▶ WHAT NEEDS TO BE DONE
Would you return the complete listing below word for word?

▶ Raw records
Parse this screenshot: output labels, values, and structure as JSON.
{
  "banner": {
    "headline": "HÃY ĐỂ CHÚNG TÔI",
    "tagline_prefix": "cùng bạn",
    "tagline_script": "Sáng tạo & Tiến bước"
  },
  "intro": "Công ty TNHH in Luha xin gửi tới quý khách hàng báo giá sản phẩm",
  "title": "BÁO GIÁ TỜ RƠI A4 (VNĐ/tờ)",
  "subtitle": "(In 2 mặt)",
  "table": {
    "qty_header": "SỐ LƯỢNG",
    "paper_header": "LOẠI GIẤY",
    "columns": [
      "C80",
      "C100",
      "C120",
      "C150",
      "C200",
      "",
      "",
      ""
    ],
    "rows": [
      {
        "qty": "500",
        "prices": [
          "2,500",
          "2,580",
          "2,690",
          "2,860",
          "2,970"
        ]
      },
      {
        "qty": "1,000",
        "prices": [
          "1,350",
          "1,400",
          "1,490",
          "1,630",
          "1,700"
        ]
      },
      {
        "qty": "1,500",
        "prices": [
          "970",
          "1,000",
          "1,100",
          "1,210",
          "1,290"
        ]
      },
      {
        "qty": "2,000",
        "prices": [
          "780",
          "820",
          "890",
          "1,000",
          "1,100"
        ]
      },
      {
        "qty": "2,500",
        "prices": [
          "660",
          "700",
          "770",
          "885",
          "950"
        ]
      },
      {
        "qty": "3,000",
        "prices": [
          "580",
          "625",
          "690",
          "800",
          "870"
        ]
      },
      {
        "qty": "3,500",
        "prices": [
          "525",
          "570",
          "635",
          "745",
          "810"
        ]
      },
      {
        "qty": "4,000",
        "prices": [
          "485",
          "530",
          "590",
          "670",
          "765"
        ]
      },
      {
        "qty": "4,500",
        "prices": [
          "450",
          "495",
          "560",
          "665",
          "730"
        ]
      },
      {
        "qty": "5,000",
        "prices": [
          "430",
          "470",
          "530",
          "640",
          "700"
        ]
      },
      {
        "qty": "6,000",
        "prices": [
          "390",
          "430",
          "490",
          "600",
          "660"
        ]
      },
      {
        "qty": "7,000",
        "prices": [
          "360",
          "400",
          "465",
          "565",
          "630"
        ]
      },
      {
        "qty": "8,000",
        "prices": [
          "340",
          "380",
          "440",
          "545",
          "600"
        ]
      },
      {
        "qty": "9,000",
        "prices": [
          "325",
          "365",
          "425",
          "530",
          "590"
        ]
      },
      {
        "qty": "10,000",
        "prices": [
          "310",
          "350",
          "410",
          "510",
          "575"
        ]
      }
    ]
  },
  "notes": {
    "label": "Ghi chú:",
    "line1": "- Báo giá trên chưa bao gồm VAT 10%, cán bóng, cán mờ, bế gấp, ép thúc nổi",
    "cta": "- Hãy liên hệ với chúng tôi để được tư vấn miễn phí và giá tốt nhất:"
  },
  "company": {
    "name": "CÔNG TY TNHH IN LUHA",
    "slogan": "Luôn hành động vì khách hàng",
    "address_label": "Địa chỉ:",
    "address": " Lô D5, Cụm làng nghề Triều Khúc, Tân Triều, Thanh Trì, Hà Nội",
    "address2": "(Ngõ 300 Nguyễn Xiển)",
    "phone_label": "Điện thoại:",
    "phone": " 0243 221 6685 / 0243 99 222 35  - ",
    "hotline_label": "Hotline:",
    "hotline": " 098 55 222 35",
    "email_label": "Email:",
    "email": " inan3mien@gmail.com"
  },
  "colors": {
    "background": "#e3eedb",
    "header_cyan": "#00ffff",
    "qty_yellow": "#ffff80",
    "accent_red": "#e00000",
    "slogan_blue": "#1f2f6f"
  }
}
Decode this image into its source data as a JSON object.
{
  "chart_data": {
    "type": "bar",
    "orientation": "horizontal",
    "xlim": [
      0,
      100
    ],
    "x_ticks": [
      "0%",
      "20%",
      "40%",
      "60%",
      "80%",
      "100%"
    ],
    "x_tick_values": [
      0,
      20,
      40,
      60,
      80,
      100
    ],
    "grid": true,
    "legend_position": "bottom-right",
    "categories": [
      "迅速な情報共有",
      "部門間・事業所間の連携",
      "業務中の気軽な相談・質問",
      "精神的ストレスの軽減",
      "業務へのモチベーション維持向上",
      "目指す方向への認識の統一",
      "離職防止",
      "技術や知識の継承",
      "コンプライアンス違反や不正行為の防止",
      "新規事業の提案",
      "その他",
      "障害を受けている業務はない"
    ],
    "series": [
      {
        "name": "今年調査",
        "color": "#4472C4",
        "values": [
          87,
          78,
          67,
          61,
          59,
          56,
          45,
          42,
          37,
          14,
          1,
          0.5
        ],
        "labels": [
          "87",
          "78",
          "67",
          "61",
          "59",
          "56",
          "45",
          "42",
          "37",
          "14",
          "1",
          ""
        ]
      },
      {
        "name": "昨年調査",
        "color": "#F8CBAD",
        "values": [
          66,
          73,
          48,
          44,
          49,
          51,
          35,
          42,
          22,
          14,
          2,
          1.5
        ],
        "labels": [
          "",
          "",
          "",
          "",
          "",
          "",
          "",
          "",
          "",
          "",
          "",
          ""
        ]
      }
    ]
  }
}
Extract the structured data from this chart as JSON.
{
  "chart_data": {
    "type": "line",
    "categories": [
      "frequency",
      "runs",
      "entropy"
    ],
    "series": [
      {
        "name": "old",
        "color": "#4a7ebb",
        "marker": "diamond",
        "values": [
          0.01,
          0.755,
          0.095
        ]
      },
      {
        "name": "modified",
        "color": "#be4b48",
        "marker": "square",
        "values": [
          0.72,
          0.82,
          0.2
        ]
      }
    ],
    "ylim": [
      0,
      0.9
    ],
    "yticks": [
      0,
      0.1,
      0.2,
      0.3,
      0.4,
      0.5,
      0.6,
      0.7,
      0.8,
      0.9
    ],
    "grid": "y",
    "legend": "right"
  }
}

▶ ANSWER FOR THE TASK
Parse this screenshot: output labels, values, and structure as JSON.
{
  "banner": {
    "headline": "HÃY ĐỂ CHÚNG TÔI",
    "tagline_prefix": "cùng bạn",
    "tagline_script": "Sáng tạo & Tiến bước"
  },
  "intro": "Công ty TNHH in Luha xin gửi tới quý khách hàng báo giá sản phẩm",
  "title": "BÁO GIÁ TỜ RƠI A4 (VNĐ/tờ)",
  "subtitle": "(In 2 mặt)",
  "table": {
    "qty_header": "SỐ LƯỢNG",
    "paper_header": "LOẠI GIẤY",
    "columns": [
      "C80",
      "C100",
      "C120",
      "C150",
      "C200",
      "",
      "",
      ""
    ],
    "rows": [
      {
        "qty": "500",
        "prices": [
          "2,500",
          "2,580",
          "2,690",
          "2,860",
          "2,970"
        ]
      },
      {
        "qty": "1,000",
        "prices": [
          "1,350",
          "1,400",
          "1,490",
          "1,630",
          "1,700"
        ]
      },
      {
        "qty": "1,500",
        "prices": [
          "970",
          "1,000",
          "1,100",
          "1,210",
          "1,290"
        ]
      },
      {
        "qty": "2,000",
        "prices": [
          "780",
          "820",
          "890",
          "1,000",
          "1,100"
        ]
      },
      {
        "qty": "2,500",
        "prices": [
          "660",
          "700",
          "770",
          "885",
          "950"
        ]
      },
      {
        "qty": "3,000",
        "prices": [
          "580",
          "625",
          "690",
          "800",
          "870"
        ]
      },
      {
        "qty": "3,500",
        "prices": [
          "525",
          "570",
          "635",
          "745",
          "810"
        ]
      },
      {
        "qty": "4,000",
        "prices": [
          "485",
          "530",
          "590",
          "670",
          "765"
        ]
      },
      {
        "qty": "4,500",
        "prices": [
          "450",
          "495",
          "560",
          "665",
          "730"
        ]
      },
      {
        "qty": "5,000",
        "prices": [
          "430",
          "470",
          "530",
          "640",
          "700"
        ]
      },
      {
        "qty": "6,000",
        "prices": [
          "390",
          "430",
          "490",
          "600",
          "660"
        ]
      },
      {
        "qty": "7,000",
        "prices": [
          "360",
          "400",
          "465",
          "565",
          "630"
        ]
      },
      {
        "qty": "8,000",
        "prices": [
          "340",
          "380",
          "440",
          "545",
          "600"
        ]
      },
      {
        "qty": "9,000",
        "prices": [
          "325",
          "365",
          "425",
          "530",
          "590"
        ]
      },
      {
        "qty": "10,000",
        "prices": [
          "310",
          "350",
          "410",
          "510",
          "575"
        ]
      }
    ]
  },
  "notes": {
    "label": "Ghi chú:",
    "line1": "- Báo giá trên chưa bao gồm VAT 10%, cán bóng, cán mờ, bế gấp, ép thúc nổi",
    "cta": "- Hãy liên hệ với chúng tôi để được tư vấn miễn phí và giá tốt nhất:"
  },
  "company": {
    "name": "CÔNG TY TNHH IN LUHA",
    "slogan": "Luôn hành động vì khách hàng",
    "address_label": "Địa chỉ:",
    "address": " Lô D5, Cụm làng nghề Triều Khúc, Tân Triều, Thanh Trì, Hà Nội",
    "address2": "(Ngõ 300 Nguyễn Xiển)",
    "phone_label": "Điện thoại:",
    "phone": " 0243 221 6685 / 0243 99 222 35  - ",
    "hotline_label": "Hotline:",
    "hotline": " 098 55 222 35",
    "email_label": "Email:",
    "email": " inan3mien@gmail.com"
  },
  "colors": {
    "background": "#e3eedb",
    "header_cyan": "#00ffff",
    "qty_yellow": "#ffff80",
    "accent_red": "#e00000",
    "slogan_blue": "#1f2f6f"
  }
}
Decode this image into its source data as a JSON object.
{
  "chart_data": {
    "type": "bar",
    "orientation": "horizontal",
    "xlim": [
      0,
      100
    ],
    "x_ticks": [
      "0%",
      "20%",
      "40%",
      "60%",
      "80%",
      "100%"
    ],
    "x_tick_values": [
      0,
      20,
      40,
      60,
      80,
      100
    ],
    "grid": true,
    "legend_position": "bottom-right",
    "categories": [
      "迅速な情報共有",
      "部門間・事業所間の連携",
      "業務中の気軽な相談・質問",
      "精神的ストレスの軽減",
      "業務へのモチベーション維持向上",
      "目指す方向への認識の統一",
      "離職防止",
      "技術や知識の継承",
      "コンプライアンス違反や不正行為の防止",
      "新規事業の提案",
      "その他",
      "障害を受けている業務はない"
    ],
    "series": [
      {
        "name": "今年調査",
        "color": "#4472C4",
        "values": [
          87,
          78,
          67,
          61,
          59,
          56,
          45,
          42,
          37,
          14,
          1,
          0.5
        ],
        "labels": [
          "87",
          "78",
          "67",
          "61",
          "59",
          "56",
          "45",
          "42",
          "37",
          "14",
          "1",
          ""
        ]
      },
      {
        "name": "昨年調査",
        "color": "#F8CBAD",
        "values": [
          66,
          73,
          48,
          44,
          49,
          51,
          35,
          42,
          22,
          14,
          2,
          1.5
        ],
        "labels": [
          "",
          "",
          "",
          "",
          "",
          "",
          "",
          "",
          "",
          "",
          "",
          ""
        ]
      }
    ]
  }
}
Extract the structured data from this chart as JSON.
{
  "chart_data": {
    "type": "line",
    "categories": [
      "frequency",
      "runs",
      "entropy"
    ],
    "series": [
      {
        "name": "old",
        "color": "#4a7ebb",
        "marker": "diamond",
        "values": [
          0.01,
          0.755,
          0.095
        ]
      },
      {
        "name": "modified",
        "color": "#be4b48",
        "marker": "square",
        "values": [
          0.72,
          0.82,
          0.2
        ]
      }
    ],
    "ylim": [
      0,
      0.9
    ],
    "yticks": [
      0,
      0.1,
      0.2,
      0.3,
      0.4,
      0.5,
      0.6,
      0.7,
      0.8,
      0.9
    ],
    "grid": "y",
    "legend": "right"
  }
}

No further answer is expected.